[Figure contents as structured data]
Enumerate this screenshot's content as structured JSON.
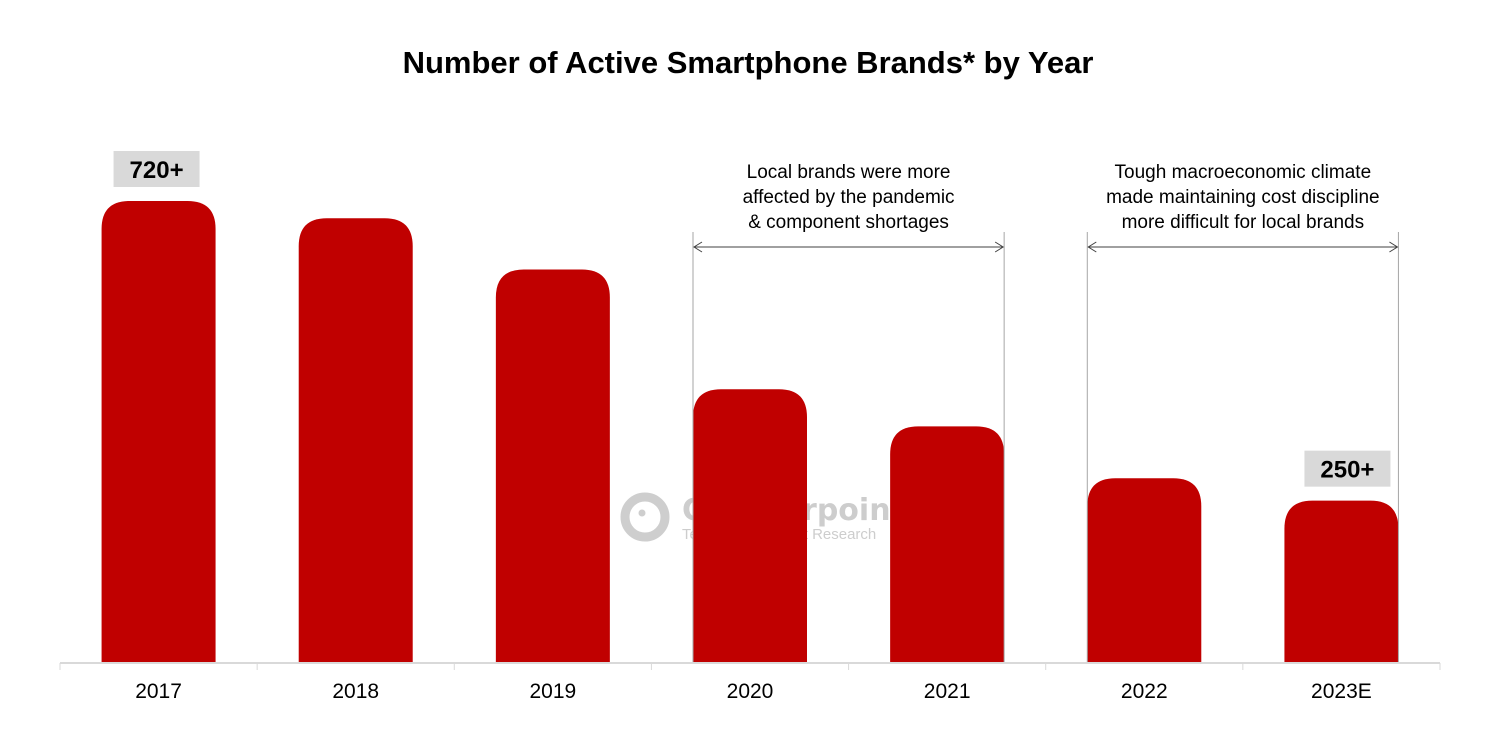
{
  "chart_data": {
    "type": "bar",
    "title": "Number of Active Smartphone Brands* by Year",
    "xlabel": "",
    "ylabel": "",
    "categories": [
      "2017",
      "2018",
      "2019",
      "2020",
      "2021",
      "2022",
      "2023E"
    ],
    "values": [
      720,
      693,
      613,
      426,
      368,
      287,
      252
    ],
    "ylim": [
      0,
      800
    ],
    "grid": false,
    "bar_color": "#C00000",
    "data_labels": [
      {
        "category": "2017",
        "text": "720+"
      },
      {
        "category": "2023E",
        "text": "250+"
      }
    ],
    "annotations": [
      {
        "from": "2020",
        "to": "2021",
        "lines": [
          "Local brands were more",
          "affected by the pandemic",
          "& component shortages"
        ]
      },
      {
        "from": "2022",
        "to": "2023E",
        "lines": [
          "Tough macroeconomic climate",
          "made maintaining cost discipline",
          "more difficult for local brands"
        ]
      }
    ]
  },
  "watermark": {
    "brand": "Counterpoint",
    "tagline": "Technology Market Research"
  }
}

Work instructions: Take each line of the material that contains the word "more" and list it.

Task response:
          "Local brands were more",
          "more difficult for local brands"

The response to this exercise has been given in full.